## Set problem
Go through the data below and gather each line containing "phone".

## Start Data rows

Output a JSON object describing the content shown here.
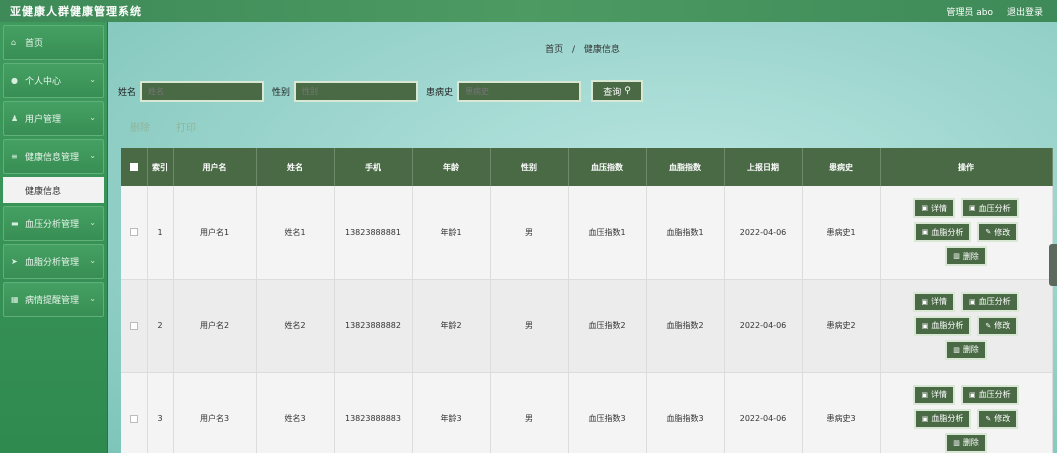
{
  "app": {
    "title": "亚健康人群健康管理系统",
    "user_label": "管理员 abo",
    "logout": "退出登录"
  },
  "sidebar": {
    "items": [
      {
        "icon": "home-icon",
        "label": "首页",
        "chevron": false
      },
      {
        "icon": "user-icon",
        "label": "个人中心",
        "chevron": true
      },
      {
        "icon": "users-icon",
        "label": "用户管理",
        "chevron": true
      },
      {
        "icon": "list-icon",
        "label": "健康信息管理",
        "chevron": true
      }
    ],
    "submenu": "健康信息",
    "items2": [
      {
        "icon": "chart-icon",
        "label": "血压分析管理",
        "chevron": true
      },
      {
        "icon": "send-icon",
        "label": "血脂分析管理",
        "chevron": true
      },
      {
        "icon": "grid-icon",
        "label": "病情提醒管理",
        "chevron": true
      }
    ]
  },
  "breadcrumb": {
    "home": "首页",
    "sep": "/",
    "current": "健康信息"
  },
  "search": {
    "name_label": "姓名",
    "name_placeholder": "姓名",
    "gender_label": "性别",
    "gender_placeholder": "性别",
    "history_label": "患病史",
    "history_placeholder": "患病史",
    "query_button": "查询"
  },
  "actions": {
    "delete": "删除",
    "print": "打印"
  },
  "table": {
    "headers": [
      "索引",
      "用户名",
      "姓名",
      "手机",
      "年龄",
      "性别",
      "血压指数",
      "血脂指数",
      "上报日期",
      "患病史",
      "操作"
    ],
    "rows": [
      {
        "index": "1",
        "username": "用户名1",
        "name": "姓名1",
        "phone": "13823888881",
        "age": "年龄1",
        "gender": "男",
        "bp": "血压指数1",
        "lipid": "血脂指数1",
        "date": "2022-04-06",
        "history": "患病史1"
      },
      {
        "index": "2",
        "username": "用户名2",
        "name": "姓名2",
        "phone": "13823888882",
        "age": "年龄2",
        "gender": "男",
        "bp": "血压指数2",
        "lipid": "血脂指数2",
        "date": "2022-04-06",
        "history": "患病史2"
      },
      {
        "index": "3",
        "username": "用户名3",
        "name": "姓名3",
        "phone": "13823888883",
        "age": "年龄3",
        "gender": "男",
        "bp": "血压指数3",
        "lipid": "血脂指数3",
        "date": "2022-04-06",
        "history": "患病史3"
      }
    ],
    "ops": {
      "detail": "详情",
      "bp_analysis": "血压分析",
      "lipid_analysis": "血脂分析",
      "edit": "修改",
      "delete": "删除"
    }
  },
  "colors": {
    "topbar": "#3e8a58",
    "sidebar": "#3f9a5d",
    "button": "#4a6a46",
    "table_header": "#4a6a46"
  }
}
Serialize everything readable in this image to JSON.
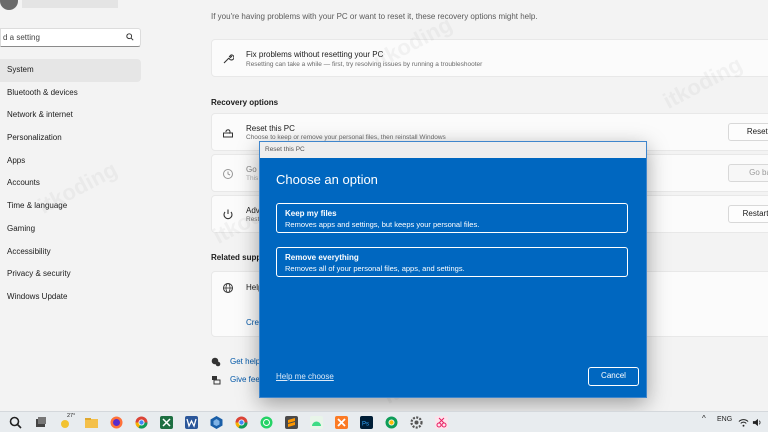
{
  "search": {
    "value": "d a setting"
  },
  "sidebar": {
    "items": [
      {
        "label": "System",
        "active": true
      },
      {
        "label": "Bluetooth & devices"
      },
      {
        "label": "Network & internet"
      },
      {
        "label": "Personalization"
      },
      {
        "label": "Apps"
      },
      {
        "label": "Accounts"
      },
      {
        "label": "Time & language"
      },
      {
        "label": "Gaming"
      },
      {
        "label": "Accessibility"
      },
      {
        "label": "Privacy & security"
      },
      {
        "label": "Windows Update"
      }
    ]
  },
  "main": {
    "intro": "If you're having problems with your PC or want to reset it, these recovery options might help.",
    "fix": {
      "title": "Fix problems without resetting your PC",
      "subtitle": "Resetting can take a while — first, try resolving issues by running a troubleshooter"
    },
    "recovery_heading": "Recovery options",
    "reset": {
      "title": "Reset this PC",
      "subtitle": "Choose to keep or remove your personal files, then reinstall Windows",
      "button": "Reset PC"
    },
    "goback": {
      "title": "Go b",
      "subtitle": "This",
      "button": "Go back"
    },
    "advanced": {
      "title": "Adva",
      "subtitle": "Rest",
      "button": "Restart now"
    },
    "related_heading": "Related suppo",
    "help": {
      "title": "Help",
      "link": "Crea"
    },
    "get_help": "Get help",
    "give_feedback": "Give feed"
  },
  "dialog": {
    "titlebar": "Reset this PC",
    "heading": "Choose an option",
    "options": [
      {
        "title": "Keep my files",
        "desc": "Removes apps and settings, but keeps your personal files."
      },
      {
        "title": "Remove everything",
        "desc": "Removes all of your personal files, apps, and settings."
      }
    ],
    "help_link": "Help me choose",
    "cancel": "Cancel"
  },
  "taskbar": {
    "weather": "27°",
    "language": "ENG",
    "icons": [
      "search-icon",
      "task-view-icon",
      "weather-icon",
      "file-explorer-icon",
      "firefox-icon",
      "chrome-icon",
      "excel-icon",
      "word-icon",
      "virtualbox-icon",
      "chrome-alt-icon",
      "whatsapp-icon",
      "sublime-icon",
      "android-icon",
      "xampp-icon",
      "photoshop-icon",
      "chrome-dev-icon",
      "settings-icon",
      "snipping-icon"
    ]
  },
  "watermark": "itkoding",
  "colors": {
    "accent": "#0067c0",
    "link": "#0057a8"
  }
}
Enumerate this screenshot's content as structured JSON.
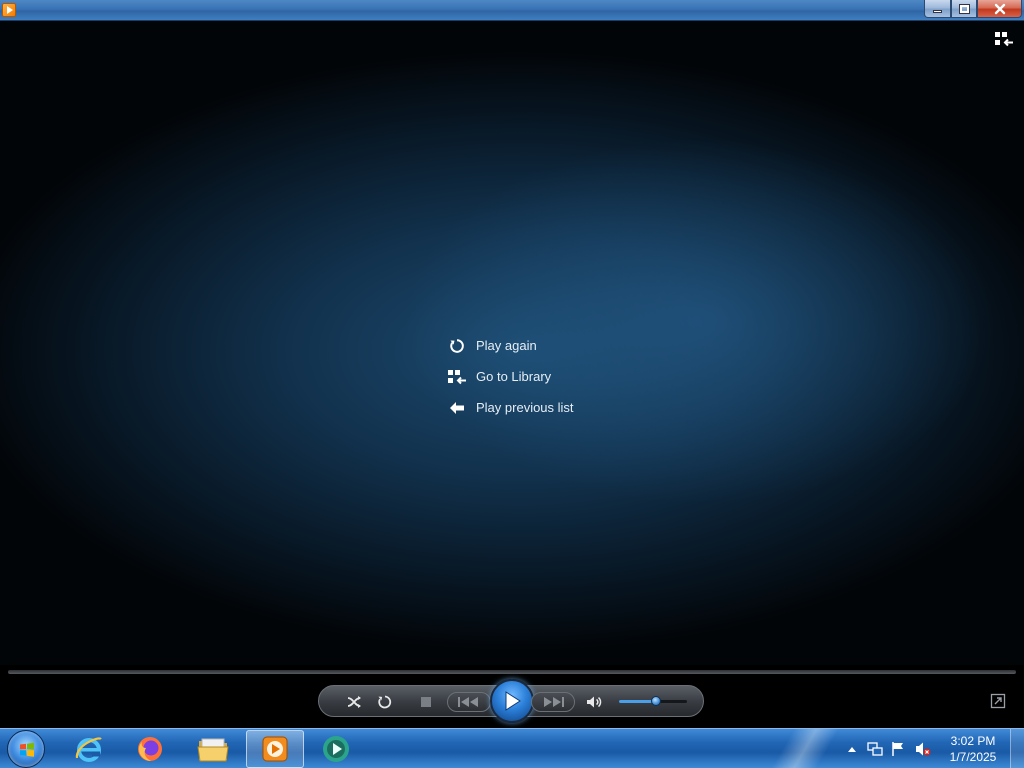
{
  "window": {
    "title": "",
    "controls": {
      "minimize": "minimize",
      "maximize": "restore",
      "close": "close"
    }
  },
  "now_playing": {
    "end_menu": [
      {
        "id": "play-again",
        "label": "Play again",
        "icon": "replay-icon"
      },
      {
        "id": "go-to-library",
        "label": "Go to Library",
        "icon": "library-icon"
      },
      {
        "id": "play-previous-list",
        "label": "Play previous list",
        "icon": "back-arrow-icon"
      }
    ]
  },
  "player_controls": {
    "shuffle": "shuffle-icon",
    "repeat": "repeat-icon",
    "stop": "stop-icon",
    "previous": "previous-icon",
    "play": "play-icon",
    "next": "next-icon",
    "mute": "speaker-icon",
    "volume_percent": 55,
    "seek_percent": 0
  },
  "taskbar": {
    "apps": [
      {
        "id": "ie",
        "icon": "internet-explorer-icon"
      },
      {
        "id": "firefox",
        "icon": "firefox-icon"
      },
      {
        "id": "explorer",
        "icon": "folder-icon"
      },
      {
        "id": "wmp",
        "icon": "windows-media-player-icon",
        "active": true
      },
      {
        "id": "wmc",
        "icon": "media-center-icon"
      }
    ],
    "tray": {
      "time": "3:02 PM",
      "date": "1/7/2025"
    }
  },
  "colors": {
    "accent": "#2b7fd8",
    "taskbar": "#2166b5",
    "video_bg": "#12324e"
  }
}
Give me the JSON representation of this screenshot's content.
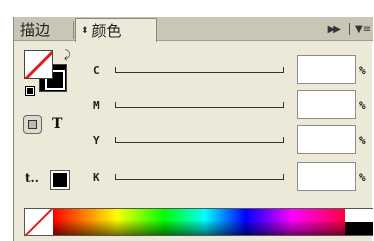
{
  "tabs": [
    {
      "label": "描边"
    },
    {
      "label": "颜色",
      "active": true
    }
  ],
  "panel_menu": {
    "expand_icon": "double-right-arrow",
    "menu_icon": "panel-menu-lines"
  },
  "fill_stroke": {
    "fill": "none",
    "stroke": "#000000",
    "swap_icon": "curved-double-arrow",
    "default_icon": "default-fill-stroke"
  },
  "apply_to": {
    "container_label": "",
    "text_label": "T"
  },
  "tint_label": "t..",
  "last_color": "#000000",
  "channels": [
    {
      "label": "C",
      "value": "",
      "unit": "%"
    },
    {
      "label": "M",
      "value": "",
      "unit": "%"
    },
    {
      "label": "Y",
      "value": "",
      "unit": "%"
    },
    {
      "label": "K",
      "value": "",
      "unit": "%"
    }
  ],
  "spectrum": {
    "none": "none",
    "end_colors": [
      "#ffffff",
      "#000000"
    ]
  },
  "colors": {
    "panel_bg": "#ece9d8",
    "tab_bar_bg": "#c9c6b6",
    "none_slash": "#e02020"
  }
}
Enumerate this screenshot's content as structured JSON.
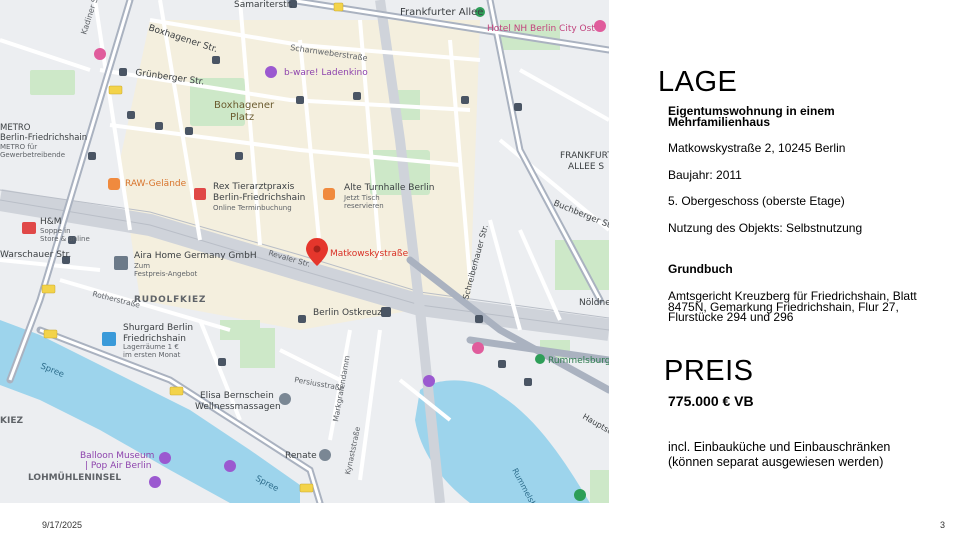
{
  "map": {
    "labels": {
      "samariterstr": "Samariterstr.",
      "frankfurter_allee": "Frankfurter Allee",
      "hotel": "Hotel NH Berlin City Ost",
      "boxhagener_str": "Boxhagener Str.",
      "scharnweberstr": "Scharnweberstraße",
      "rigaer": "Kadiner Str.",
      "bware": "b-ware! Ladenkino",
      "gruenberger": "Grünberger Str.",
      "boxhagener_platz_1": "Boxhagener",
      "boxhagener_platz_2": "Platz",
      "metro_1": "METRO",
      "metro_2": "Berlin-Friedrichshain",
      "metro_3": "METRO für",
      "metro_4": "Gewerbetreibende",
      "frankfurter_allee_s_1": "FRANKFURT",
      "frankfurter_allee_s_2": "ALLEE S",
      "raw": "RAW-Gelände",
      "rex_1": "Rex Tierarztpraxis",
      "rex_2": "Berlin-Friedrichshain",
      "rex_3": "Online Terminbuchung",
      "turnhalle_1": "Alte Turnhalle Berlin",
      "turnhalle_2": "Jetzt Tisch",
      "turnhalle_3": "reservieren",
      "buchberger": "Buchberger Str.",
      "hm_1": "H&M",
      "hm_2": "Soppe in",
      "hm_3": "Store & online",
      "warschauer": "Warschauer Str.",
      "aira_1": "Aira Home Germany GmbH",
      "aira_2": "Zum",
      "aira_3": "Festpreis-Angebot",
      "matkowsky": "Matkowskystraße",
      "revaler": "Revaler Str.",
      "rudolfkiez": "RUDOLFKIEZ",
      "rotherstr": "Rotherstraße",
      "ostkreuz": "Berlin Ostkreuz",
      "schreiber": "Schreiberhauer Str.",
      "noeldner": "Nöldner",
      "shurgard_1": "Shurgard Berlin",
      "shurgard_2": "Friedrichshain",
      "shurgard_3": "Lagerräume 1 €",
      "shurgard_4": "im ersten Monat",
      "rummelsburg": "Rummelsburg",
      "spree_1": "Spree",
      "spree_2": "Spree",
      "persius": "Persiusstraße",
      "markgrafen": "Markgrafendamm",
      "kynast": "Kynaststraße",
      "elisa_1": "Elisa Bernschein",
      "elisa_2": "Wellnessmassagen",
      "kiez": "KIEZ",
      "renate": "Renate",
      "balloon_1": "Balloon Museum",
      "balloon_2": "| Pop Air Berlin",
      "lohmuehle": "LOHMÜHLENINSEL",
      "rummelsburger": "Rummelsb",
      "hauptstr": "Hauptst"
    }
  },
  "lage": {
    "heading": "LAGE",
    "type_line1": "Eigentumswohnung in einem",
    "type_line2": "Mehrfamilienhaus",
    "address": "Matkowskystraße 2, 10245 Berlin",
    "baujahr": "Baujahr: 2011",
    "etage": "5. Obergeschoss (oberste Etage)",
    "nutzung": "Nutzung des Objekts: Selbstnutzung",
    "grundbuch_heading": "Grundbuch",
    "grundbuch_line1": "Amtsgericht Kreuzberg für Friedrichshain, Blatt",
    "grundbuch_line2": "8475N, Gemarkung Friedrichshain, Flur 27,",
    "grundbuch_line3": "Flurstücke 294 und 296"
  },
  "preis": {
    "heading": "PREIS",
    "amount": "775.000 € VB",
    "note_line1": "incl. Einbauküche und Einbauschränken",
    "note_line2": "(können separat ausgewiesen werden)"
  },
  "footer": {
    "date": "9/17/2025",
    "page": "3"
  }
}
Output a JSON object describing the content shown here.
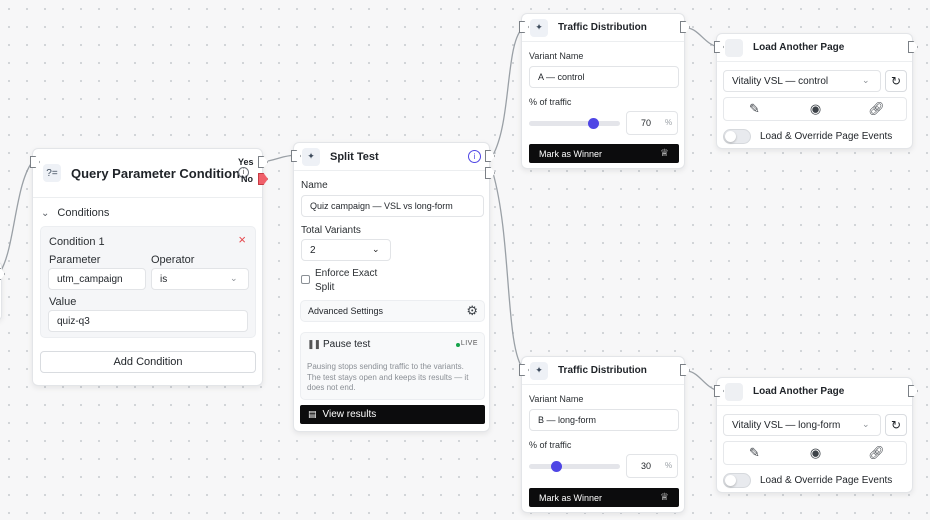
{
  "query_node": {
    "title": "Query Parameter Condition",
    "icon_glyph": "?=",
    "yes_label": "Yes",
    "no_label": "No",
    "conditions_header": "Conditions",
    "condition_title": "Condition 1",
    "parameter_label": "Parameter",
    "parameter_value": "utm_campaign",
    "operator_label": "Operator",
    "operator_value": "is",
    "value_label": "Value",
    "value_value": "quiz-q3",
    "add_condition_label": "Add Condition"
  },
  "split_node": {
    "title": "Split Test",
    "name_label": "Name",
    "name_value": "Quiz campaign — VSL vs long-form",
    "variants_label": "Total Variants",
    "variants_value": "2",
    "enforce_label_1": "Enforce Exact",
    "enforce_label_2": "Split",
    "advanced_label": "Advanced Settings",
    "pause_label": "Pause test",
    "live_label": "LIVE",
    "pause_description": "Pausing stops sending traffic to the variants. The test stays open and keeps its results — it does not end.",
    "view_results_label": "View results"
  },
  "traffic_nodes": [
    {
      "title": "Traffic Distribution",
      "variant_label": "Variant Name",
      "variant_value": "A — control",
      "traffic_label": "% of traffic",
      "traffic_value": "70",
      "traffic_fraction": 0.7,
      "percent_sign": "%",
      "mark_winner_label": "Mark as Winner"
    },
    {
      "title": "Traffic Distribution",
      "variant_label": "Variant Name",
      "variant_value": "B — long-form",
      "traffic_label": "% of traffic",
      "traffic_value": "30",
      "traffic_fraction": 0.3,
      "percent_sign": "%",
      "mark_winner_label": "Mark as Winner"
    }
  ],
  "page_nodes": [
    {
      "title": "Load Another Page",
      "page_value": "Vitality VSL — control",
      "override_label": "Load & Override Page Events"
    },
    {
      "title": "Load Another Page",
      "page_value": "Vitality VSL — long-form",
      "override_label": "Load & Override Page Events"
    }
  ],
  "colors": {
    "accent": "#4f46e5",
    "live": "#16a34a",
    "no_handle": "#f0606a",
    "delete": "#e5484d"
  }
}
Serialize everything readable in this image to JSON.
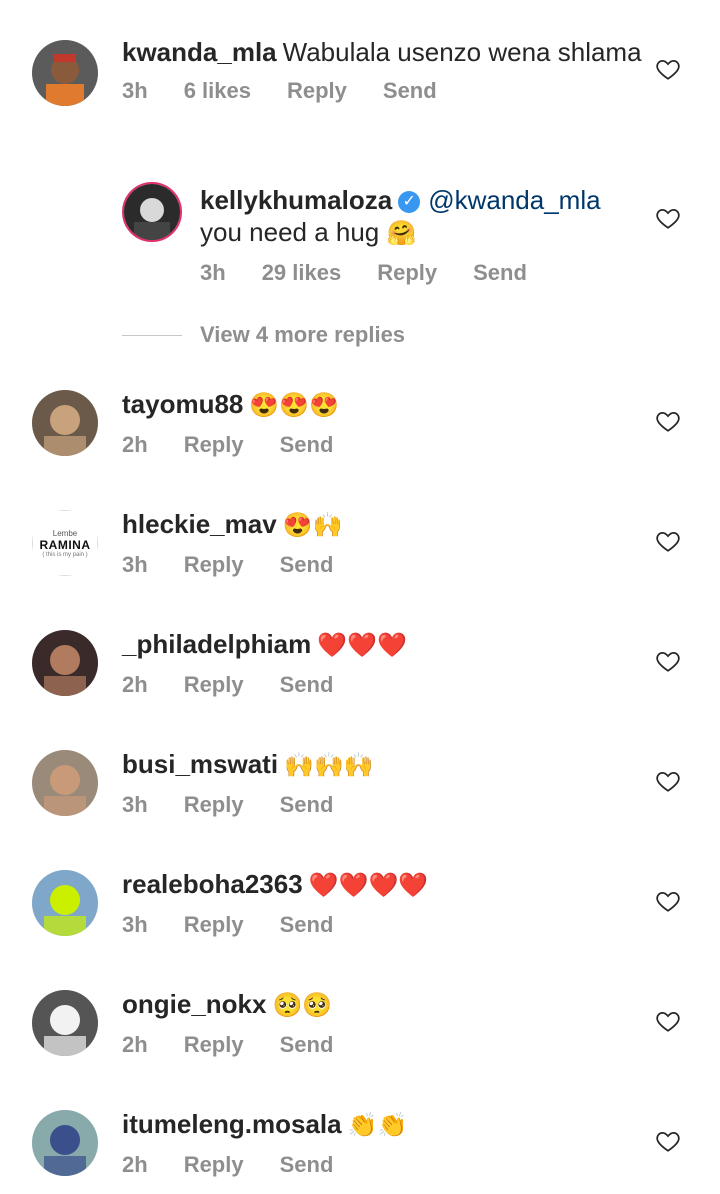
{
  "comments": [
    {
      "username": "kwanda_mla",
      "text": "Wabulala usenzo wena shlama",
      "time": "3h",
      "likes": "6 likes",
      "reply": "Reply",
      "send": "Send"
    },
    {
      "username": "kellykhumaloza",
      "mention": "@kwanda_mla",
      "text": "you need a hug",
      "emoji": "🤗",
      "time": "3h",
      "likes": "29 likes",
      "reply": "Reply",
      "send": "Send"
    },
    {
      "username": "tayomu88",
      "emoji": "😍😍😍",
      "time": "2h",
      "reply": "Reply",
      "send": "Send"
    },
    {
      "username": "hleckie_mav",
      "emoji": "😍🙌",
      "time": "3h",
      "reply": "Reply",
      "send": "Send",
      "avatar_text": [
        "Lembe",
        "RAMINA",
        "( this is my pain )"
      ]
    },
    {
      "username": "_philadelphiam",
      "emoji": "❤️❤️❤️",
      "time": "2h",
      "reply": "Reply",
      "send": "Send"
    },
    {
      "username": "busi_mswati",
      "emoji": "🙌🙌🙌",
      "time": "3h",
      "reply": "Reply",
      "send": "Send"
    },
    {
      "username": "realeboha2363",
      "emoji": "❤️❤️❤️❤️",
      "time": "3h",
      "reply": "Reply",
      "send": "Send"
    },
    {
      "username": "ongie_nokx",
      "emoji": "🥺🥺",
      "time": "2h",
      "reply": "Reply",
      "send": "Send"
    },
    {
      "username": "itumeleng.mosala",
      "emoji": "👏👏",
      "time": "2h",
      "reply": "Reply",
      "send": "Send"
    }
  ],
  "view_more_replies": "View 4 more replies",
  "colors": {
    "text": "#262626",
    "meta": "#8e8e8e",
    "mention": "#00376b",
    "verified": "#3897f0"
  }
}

## End Data rows

## Worked answer
        "phone": "13823888881",
        "phone": "13823888882",
        "phone": "13823888883",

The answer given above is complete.